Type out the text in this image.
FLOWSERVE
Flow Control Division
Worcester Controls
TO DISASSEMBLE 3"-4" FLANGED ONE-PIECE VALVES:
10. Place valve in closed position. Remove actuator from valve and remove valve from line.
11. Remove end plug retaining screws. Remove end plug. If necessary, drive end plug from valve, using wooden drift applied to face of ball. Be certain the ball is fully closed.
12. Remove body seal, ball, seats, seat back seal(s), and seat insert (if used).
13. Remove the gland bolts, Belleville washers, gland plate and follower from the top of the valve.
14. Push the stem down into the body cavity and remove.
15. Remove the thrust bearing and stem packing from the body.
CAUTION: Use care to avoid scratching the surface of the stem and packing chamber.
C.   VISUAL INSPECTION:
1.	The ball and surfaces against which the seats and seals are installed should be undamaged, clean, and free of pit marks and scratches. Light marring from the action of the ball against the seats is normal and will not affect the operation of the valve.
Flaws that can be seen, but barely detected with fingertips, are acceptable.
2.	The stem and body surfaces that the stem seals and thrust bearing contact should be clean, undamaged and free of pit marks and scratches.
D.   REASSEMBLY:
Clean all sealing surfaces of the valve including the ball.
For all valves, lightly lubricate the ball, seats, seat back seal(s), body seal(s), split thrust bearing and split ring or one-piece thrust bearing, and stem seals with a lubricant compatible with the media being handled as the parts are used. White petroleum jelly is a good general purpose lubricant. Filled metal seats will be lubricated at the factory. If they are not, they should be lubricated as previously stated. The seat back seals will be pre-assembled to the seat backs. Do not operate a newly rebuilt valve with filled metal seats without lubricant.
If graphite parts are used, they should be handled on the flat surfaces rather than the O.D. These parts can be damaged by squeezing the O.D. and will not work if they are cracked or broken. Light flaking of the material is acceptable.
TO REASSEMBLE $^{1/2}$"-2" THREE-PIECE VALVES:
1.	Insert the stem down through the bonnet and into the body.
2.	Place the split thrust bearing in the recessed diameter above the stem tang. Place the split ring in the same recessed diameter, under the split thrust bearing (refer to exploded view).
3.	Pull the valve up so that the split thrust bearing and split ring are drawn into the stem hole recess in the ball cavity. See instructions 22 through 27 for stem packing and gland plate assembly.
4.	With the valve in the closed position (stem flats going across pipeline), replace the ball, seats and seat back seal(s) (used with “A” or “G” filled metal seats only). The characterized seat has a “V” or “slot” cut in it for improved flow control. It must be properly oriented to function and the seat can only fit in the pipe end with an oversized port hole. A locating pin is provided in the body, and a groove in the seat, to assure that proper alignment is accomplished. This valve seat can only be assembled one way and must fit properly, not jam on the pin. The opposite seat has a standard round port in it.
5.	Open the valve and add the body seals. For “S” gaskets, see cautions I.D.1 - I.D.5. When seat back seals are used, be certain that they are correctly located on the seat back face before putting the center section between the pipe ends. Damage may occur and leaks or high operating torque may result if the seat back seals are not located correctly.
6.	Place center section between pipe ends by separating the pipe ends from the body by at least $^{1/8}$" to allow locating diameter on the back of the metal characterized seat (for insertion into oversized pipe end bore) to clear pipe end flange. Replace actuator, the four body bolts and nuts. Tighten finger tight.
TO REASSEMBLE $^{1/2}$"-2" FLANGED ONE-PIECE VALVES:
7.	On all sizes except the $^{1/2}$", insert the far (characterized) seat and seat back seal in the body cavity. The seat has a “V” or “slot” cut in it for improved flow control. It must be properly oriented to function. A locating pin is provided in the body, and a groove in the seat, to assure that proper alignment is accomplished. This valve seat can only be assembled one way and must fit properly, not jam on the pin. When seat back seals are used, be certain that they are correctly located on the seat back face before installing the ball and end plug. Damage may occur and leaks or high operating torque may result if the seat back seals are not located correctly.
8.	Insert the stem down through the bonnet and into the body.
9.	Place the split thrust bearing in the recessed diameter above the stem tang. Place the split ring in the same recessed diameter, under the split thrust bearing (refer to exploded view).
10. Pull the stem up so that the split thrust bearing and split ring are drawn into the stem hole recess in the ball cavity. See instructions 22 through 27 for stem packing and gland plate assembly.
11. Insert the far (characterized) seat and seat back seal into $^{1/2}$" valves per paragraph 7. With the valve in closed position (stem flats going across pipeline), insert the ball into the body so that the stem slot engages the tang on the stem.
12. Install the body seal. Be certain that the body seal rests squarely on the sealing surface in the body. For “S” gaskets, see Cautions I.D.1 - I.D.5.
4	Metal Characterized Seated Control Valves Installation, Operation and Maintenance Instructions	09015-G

# [STATED TASK]
Gather up the lines containing the word "FLANGED" from these records and copy them.

# [FULL OUTPUT]
TO DISASSEMBLE 3"-4" FLANGED ONE-PIECE VALVES:
TO REASSEMBLE $^{1/2}$"-2" FLANGED ONE-PIECE VALVES:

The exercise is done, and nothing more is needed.